**WRITTEN INSTRUCTION**:
Please report every line from the material that contains the word "rights".

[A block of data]

====

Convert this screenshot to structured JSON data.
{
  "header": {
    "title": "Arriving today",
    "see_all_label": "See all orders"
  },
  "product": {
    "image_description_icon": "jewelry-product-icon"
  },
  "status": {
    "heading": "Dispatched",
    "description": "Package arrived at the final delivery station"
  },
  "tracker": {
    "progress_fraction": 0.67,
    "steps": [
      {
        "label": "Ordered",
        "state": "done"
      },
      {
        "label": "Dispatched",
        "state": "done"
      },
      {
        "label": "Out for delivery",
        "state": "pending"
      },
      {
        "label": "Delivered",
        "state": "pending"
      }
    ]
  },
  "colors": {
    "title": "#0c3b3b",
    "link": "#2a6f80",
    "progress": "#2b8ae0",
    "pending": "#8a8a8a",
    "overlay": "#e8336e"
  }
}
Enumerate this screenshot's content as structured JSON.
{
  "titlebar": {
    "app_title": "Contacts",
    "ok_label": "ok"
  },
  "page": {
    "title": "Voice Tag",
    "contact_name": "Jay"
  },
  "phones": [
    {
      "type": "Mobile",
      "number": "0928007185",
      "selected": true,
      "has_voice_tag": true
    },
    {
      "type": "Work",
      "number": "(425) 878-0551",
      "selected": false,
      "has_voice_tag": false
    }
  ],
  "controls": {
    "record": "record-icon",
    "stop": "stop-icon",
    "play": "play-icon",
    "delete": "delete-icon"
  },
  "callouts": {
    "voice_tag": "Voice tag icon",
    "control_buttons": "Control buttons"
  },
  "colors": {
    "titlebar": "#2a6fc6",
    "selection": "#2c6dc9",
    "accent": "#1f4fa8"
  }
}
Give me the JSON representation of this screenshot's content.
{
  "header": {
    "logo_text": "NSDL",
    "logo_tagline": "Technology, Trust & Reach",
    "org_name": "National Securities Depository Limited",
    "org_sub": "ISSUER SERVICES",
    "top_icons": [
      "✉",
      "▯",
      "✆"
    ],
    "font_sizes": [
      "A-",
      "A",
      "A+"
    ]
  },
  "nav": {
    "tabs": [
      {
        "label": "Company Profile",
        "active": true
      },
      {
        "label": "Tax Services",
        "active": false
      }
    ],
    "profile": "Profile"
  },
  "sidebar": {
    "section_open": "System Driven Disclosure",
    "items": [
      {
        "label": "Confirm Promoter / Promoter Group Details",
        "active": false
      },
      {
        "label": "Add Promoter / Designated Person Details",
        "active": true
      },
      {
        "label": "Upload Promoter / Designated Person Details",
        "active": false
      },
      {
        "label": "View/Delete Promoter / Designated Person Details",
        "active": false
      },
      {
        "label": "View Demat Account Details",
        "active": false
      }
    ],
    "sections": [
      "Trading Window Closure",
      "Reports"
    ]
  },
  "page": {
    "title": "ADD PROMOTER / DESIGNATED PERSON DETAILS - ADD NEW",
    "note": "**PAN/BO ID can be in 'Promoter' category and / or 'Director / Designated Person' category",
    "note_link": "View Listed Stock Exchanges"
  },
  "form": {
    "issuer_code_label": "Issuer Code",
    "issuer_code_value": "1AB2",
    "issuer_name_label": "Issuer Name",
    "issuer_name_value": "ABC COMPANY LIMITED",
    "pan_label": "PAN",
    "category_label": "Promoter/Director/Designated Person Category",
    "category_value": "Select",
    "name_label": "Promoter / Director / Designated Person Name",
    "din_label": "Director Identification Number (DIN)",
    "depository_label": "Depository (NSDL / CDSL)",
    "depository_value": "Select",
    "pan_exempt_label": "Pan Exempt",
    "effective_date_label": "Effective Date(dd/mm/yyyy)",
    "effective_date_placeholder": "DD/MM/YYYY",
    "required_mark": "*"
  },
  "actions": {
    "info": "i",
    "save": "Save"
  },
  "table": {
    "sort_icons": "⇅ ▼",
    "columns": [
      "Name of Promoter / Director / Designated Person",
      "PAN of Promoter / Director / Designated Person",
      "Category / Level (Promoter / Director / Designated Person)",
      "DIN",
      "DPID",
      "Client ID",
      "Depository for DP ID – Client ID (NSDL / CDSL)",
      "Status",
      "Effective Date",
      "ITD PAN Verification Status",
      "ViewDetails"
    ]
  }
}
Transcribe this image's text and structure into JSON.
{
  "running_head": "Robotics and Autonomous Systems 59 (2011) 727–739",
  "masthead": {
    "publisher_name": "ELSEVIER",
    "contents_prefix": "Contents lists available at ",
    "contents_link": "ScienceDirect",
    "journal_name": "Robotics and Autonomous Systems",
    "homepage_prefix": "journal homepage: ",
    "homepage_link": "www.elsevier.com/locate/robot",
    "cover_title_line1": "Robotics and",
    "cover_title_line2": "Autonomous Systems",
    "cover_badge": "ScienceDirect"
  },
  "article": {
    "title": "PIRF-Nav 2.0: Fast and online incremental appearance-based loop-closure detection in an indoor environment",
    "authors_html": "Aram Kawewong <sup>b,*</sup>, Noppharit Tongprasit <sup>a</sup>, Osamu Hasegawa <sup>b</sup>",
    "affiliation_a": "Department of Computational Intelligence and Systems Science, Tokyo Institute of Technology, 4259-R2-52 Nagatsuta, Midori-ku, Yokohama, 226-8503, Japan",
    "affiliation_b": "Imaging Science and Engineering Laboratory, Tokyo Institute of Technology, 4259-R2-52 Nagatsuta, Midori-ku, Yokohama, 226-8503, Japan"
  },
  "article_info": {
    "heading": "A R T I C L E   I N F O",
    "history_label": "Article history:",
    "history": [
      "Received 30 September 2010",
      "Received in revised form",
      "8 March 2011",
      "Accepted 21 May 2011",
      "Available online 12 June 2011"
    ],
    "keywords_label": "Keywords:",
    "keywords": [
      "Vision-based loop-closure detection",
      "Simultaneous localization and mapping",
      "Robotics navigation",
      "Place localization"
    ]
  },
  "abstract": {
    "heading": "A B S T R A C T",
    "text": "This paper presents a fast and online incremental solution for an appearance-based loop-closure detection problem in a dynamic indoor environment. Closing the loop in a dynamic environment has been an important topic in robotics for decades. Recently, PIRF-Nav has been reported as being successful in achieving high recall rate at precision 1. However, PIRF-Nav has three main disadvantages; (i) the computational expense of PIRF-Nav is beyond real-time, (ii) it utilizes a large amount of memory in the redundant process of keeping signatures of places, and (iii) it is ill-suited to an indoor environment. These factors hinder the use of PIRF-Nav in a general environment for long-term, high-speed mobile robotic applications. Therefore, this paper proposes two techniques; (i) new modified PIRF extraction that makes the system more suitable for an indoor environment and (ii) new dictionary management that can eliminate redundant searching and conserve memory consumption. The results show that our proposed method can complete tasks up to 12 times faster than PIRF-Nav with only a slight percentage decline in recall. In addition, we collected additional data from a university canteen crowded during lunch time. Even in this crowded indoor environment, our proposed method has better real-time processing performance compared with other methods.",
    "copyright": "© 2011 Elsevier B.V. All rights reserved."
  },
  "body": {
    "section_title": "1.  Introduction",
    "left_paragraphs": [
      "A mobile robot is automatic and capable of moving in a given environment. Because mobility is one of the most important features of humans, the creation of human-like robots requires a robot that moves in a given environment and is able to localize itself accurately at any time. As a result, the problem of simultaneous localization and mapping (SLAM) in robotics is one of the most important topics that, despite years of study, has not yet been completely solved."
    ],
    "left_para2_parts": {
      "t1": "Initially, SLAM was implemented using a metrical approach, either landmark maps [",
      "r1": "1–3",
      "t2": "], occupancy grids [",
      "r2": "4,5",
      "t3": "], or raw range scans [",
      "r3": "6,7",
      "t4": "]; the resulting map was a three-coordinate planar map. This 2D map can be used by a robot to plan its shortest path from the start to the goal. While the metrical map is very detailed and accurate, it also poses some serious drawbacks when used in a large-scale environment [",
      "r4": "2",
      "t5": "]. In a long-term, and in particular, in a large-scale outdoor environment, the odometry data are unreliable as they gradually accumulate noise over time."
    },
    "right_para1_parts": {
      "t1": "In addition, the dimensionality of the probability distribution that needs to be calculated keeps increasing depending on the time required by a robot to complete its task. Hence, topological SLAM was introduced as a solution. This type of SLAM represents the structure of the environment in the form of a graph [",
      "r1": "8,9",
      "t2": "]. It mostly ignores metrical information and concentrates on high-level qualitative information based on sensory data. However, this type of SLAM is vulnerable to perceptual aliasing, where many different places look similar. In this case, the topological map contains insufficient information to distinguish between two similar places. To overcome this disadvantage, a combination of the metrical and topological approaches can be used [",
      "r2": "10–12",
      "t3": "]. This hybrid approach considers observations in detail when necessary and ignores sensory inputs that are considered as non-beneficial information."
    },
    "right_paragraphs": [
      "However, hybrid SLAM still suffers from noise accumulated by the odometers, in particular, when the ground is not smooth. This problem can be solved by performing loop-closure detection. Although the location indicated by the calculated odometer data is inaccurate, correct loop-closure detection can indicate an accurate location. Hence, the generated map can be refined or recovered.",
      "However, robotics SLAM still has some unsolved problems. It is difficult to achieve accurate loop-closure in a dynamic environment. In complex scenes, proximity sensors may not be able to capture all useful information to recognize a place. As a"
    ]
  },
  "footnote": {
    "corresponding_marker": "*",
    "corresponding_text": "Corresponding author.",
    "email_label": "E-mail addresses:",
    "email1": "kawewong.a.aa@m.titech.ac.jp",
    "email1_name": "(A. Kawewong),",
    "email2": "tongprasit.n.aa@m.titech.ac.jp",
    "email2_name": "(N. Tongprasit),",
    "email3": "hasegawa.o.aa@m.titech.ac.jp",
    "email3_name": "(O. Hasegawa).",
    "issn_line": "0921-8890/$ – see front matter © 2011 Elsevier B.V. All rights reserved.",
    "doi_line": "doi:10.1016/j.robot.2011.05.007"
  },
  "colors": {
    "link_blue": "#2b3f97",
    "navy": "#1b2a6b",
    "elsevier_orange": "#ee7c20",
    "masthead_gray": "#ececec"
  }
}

====

**COMPLETED EXERCISE**:
    "copyright": "© 2011 Elsevier B.V. All rights reserved."
    "issn_line": "0921-8890/$ – see front matter © 2011 Elsevier B.V. All rights reserved.",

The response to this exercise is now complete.